TASK: Copy every line from the records below that holds the word "mean".

EXTRACTED MATERIAL:
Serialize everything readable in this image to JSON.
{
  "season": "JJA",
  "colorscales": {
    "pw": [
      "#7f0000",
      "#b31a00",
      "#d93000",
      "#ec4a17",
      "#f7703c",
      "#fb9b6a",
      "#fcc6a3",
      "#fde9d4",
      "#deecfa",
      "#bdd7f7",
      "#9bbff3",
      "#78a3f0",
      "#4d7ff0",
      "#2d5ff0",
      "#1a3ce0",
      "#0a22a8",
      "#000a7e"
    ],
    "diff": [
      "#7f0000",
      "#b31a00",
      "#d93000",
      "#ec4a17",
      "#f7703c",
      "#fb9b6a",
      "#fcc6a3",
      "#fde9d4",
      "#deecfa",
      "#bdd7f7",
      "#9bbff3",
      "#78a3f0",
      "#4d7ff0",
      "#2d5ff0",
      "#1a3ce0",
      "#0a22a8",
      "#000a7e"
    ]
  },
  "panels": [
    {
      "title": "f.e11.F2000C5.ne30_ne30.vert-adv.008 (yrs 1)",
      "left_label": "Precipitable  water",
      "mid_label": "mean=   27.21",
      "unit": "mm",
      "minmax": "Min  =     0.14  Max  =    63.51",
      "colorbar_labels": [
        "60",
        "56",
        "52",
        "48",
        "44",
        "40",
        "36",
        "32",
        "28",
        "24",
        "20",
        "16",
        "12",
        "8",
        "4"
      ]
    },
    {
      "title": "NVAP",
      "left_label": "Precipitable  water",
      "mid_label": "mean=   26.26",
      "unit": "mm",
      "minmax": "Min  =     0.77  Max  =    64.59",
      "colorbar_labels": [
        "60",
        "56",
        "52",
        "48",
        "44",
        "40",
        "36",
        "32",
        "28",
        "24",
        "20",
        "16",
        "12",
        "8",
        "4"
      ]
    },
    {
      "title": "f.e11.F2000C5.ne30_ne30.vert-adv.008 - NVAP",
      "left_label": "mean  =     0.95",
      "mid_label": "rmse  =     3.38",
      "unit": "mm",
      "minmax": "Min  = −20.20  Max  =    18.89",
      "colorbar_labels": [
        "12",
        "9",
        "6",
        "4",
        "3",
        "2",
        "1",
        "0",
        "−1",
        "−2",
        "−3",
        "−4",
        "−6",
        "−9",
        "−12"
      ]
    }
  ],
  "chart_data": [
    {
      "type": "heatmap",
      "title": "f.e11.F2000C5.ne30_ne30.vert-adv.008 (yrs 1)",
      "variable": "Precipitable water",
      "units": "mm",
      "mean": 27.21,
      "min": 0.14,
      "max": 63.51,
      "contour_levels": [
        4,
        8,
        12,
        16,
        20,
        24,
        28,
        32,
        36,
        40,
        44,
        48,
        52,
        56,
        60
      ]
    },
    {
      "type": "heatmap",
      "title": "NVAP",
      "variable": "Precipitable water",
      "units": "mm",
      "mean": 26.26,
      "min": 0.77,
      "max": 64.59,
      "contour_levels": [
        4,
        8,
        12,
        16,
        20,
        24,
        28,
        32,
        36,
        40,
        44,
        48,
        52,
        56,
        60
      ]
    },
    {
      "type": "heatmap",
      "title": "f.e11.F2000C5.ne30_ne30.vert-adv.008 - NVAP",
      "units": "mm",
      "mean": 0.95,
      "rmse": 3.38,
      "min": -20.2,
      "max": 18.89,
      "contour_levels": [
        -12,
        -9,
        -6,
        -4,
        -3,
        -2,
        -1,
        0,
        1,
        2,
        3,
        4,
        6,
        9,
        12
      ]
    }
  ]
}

RESPONSE:
      "mid_label": "mean=   27.21",
      "mid_label": "mean=   26.26",
      "left_label": "mean  =     0.95",
      "mean": 27.21,
      "mean": 26.26,
      "mean": 0.95,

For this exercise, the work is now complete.